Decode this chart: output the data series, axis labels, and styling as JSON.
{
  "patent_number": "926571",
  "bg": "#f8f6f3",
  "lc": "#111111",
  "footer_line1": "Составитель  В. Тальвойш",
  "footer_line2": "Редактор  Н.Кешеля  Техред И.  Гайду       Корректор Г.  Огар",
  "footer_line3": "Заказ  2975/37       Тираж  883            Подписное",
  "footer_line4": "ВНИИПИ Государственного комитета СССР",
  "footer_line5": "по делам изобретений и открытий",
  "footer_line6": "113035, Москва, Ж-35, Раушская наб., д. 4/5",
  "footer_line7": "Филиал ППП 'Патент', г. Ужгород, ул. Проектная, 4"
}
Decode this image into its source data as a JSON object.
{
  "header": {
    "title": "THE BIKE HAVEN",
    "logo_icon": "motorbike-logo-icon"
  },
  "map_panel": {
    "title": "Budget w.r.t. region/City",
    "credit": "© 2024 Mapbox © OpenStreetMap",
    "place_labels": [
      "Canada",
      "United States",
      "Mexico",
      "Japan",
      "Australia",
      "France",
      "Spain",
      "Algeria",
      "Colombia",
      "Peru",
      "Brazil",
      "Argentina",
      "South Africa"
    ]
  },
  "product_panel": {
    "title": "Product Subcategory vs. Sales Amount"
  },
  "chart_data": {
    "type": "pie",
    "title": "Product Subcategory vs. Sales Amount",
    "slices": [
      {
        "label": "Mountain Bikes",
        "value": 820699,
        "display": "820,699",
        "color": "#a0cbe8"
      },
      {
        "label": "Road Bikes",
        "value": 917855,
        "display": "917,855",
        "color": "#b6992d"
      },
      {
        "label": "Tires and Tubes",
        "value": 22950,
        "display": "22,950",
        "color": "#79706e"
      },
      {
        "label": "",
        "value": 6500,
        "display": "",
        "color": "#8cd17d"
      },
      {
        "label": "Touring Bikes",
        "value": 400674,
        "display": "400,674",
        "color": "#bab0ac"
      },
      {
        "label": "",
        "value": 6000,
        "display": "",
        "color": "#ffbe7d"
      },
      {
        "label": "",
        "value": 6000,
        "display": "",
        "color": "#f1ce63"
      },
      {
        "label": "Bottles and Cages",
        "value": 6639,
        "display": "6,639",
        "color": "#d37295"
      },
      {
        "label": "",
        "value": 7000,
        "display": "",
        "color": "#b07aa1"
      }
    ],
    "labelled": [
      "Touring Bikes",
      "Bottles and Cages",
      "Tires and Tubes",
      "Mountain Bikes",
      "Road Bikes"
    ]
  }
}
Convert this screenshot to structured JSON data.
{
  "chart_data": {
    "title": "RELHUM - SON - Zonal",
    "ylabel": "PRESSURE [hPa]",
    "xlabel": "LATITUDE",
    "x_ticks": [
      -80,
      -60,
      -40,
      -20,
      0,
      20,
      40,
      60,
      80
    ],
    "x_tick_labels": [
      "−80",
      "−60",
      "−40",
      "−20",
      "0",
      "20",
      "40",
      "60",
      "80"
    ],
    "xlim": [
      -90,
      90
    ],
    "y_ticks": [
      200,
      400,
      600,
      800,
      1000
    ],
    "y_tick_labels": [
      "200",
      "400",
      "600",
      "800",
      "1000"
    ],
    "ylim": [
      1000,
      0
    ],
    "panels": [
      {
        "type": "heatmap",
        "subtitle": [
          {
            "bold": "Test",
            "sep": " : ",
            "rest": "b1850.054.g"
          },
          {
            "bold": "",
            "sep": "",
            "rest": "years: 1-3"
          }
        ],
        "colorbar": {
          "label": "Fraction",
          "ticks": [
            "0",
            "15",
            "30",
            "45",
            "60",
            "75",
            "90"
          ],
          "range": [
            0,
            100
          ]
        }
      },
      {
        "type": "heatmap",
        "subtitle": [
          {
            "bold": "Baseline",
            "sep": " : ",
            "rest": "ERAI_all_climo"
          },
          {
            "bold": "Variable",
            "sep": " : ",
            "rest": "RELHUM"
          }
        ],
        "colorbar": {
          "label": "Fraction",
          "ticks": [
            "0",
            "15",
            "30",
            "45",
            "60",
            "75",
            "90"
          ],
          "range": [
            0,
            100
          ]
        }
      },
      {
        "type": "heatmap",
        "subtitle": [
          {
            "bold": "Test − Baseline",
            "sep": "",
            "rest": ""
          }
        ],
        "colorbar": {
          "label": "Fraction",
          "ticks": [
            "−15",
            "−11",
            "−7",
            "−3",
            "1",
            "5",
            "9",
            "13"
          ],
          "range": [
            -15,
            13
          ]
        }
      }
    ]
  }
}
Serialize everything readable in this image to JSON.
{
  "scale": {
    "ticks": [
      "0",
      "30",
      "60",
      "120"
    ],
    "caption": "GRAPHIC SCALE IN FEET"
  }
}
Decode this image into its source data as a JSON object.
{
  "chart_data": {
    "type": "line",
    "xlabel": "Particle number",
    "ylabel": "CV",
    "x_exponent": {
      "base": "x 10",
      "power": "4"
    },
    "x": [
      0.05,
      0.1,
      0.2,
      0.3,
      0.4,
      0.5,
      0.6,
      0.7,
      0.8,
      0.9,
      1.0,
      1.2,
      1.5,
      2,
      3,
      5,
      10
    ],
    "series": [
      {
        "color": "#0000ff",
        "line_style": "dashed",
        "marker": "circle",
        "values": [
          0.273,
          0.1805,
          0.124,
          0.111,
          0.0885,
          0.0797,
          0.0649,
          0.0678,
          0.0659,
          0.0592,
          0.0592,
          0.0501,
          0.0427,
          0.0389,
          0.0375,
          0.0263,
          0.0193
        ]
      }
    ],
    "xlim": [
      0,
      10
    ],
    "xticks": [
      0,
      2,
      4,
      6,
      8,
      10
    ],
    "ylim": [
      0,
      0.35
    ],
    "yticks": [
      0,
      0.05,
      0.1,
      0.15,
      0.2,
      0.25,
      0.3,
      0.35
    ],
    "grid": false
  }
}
============
**STATED TASK:**
Report how many lines hold the string "xlabel", giving the number and nothing else.

**SOLUTION FOR THIS TASK:**
2